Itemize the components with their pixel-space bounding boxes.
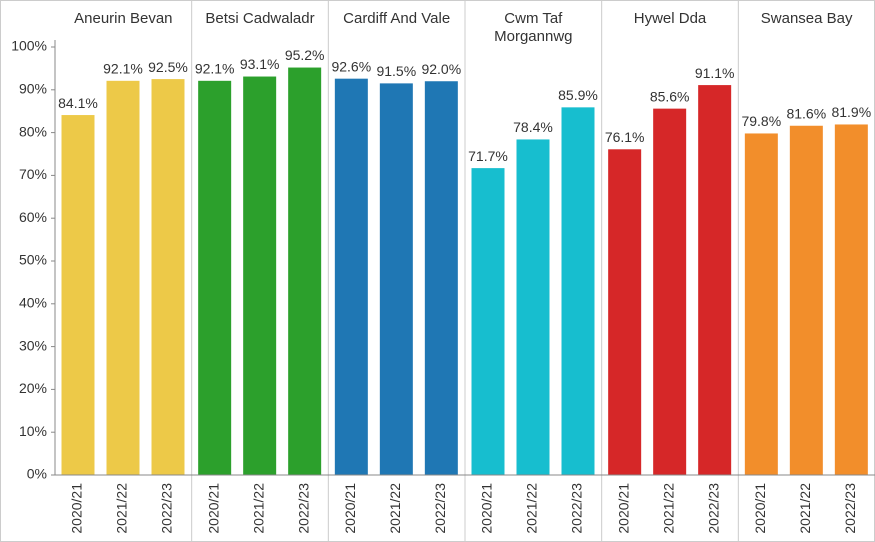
x-tick-label: 2020/21 (342, 483, 358, 534)
value-label: 85.6% (650, 88, 690, 104)
bar (243, 76, 277, 476)
value-label: 81.6% (786, 105, 826, 121)
value-label: 81.9% (831, 104, 871, 120)
y-tick-label: 10% (19, 423, 47, 439)
y-tick-label: 50% (19, 252, 47, 268)
y-tick-label: 60% (19, 209, 47, 225)
y-tick-label: 80% (19, 123, 47, 139)
x-tick-label: 2020/21 (615, 483, 631, 534)
bar (653, 108, 687, 475)
panel-title: Betsi Cadwaladr (205, 10, 315, 27)
value-label: 93.1% (240, 56, 280, 72)
panel-title: Hywel Dda (633, 10, 707, 27)
x-tick-label: 2022/23 (842, 483, 858, 534)
bar (288, 67, 322, 475)
y-tick-label: 70% (19, 166, 47, 182)
x-tick-label: 2022/23 (569, 483, 585, 534)
bar (834, 124, 868, 475)
bar (698, 85, 732, 475)
value-label: 84.1% (58, 95, 98, 111)
y-tick-label: 30% (19, 337, 47, 353)
bar (334, 78, 368, 475)
panel-title: Swansea Bay (760, 10, 853, 27)
bar (198, 80, 232, 475)
y-tick-label: 20% (19, 380, 47, 396)
x-tick-label: 2020/21 (69, 483, 85, 534)
bar (561, 107, 595, 476)
value-label: 71.7% (468, 148, 508, 164)
y-tick-label: 90% (19, 81, 47, 97)
x-tick-label: 2022/23 (295, 483, 311, 534)
x-tick-label: 2020/21 (205, 483, 221, 534)
x-tick-label: 2021/22 (250, 483, 266, 534)
bar (471, 168, 505, 475)
x-tick-label: 2021/22 (524, 483, 540, 534)
panel-title: Cardiff And Vale (343, 10, 451, 27)
y-tick-label: 0% (27, 466, 47, 482)
x-tick-label: 2022/23 (159, 483, 175, 534)
bar (516, 139, 550, 475)
value-label: 92.1% (195, 61, 235, 77)
y-tick-label: 100% (11, 38, 47, 54)
x-tick-label: 2021/22 (387, 483, 403, 534)
x-tick-label: 2020/21 (752, 483, 768, 534)
panel-title: Cwm Taf Morgannwg (494, 10, 573, 45)
bar (424, 81, 458, 476)
value-label: 85.9% (558, 87, 598, 103)
value-label: 76.1% (605, 129, 645, 145)
value-label: 92.1% (103, 61, 143, 77)
bar (744, 133, 778, 475)
value-label: 92.5% (148, 59, 188, 75)
x-tick-label: 2021/22 (797, 483, 813, 534)
value-label: 92.6% (331, 58, 371, 74)
x-tick-label: 2022/23 (432, 483, 448, 534)
panel-title: Aneurin Bevan (74, 10, 173, 27)
bar (151, 79, 185, 475)
x-tick-label: 2021/22 (660, 483, 676, 534)
bar (106, 80, 140, 475)
x-tick-label: 2021/22 (114, 483, 130, 534)
bar (608, 149, 642, 476)
value-label: 91.5% (376, 63, 416, 79)
value-label: 91.1% (695, 65, 735, 81)
value-label: 95.2% (285, 47, 325, 63)
bar (379, 83, 413, 475)
value-label: 79.8% (741, 113, 781, 129)
bar (61, 115, 95, 475)
x-tick-label: 2022/23 (705, 483, 721, 534)
bar (789, 125, 823, 475)
y-tick-label: 40% (19, 295, 47, 311)
x-tick-label: 2020/21 (479, 483, 495, 534)
value-label: 92.0% (421, 61, 461, 77)
value-label: 78.4% (513, 119, 553, 135)
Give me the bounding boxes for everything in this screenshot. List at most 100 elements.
= = = = = = =
Given exercise » Copy the listing from the line with "x-tick-label: 2020/21 (342, 483, 358, 534)" up to and including the line with "bar (516, 139, 550, 475)", swapping "panel-title" for "facet-title" and leaving everything else as it is. Output only those lines.

Solution »
x-tick-label: 2020/21 (342, 483, 358, 534)
value-label: 85.6% (650, 88, 690, 104)
bar (243, 76, 277, 476)
value-label: 81.6% (786, 105, 826, 121)
value-label: 81.9% (831, 104, 871, 120)
y-tick-label: 10% (19, 423, 47, 439)
y-tick-label: 50% (19, 252, 47, 268)
y-tick-label: 60% (19, 209, 47, 225)
y-tick-label: 80% (19, 123, 47, 139)
x-tick-label: 2020/21 (615, 483, 631, 534)
bar (653, 108, 687, 475)
facet-title: Betsi Cadwaladr (205, 10, 315, 27)
value-label: 93.1% (240, 56, 280, 72)
facet-title: Hywel Dda (633, 10, 707, 27)
x-tick-label: 2022/23 (842, 483, 858, 534)
bar (288, 67, 322, 475)
y-tick-label: 70% (19, 166, 47, 182)
x-tick-label: 2022/23 (569, 483, 585, 534)
bar (834, 124, 868, 475)
bar (698, 85, 732, 475)
value-label: 84.1% (58, 95, 98, 111)
y-tick-label: 30% (19, 337, 47, 353)
bar (334, 78, 368, 475)
facet-title: Swansea Bay (760, 10, 853, 27)
bar (198, 80, 232, 475)
y-tick-label: 20% (19, 380, 47, 396)
x-tick-label: 2020/21 (69, 483, 85, 534)
bar (561, 107, 595, 476)
value-label: 71.7% (468, 148, 508, 164)
y-tick-label: 90% (19, 81, 47, 97)
x-tick-label: 2022/23 (295, 483, 311, 534)
x-tick-label: 2020/21 (205, 483, 221, 534)
x-tick-label: 2021/22 (250, 483, 266, 534)
bar (471, 168, 505, 475)
x-tick-label: 2021/22 (524, 483, 540, 534)
facet-title: Cardiff And Vale (343, 10, 451, 27)
y-tick-label: 0% (27, 466, 47, 482)
x-tick-label: 2022/23 (159, 483, 175, 534)
bar (516, 139, 550, 475)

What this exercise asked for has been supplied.